**** MATERIAL FOR THE TASK

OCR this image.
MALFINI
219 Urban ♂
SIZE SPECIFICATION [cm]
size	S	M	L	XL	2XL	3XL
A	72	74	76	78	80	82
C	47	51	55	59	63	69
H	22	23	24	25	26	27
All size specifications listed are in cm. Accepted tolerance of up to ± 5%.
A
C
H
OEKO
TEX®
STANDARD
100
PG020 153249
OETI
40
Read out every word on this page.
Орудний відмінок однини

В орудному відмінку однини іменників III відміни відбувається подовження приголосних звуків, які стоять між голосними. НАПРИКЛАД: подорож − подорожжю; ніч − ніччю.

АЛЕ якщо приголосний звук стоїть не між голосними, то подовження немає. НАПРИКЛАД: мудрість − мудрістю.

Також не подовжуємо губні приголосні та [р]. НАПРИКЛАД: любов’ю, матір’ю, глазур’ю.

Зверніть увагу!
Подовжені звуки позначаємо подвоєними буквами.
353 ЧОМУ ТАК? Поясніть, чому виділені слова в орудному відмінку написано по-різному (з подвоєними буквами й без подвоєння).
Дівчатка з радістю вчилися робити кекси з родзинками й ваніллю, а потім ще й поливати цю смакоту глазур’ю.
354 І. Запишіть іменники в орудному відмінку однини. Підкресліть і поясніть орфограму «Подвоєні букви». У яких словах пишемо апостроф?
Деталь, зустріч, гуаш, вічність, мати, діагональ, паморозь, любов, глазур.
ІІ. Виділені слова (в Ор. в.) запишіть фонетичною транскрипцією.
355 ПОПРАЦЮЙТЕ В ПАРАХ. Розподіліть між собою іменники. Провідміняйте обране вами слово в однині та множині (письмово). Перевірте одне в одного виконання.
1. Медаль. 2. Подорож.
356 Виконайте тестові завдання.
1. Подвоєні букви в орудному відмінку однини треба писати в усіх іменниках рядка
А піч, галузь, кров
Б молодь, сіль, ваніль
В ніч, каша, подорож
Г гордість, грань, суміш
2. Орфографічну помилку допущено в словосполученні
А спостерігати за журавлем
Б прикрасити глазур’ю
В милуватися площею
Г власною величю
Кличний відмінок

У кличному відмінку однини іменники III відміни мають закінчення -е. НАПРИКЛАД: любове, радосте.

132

********

◆ PROBLEM
Extract, word for word, each line of the listing above.

◆ EXERCISE ANSWER
OCR this image.
MALFINI
219 Urban ♂
SIZE SPECIFICATION [cm]
size	S	M	L	XL	2XL	3XL
A	72	74	76	78	80	82
C	47	51	55	59	63	69
H	22	23	24	25	26	27
All size specifications listed are in cm. Accepted tolerance of up to ± 5%.
A
C
H
OEKO
TEX®
STANDARD
100
PG020 153249
OETI
40
Read out every word on this page.
Орудний відмінок однини

В орудному відмінку однини іменників III відміни відбувається подовження приголосних звуків, які стоять між голосними. НАПРИКЛАД: подорож − подорожжю; ніч − ніччю.

АЛЕ якщо приголосний звук стоїть не між голосними, то подовження немає. НАПРИКЛАД: мудрість − мудрістю.

Також не подовжуємо губні приголосні та [р]. НАПРИКЛАД: любов’ю, матір’ю, глазур’ю.

Зверніть увагу!
Подовжені звуки позначаємо подвоєними буквами.
353 ЧОМУ ТАК? Поясніть, чому виділені слова в орудному відмінку написано по-різному (з подвоєними буквами й без подвоєння).
Дівчатка з радістю вчилися робити кекси з родзинками й ваніллю, а потім ще й поливати цю смакоту глазур’ю.
354 І. Запишіть іменники в орудному відмінку однини. Підкресліть і поясніть орфограму «Подвоєні букви». У яких словах пишемо апостроф?
Деталь, зустріч, гуаш, вічність, мати, діагональ, паморозь, любов, глазур.
ІІ. Виділені слова (в Ор. в.) запишіть фонетичною транскрипцією.
355 ПОПРАЦЮЙТЕ В ПАРАХ. Розподіліть між собою іменники. Провідміняйте обране вами слово в однині та множині (письмово). Перевірте одне в одного виконання.
1. Медаль. 2. Подорож.
356 Виконайте тестові завдання.
1. Подвоєні букви в орудному відмінку однини треба писати в усіх іменниках рядка
А піч, галузь, кров
Б молодь, сіль, ваніль
В ніч, каша, подорож
Г гордість, грань, суміш
2. Орфографічну помилку допущено в словосполученні
А спостерігати за журавлем
Б прикрасити глазур’ю
В милуватися площею
Г власною величю
Кличний відмінок

У кличному відмінку однини іменники III відміни мають закінчення -е. НАПРИКЛАД: любове, радосте.

132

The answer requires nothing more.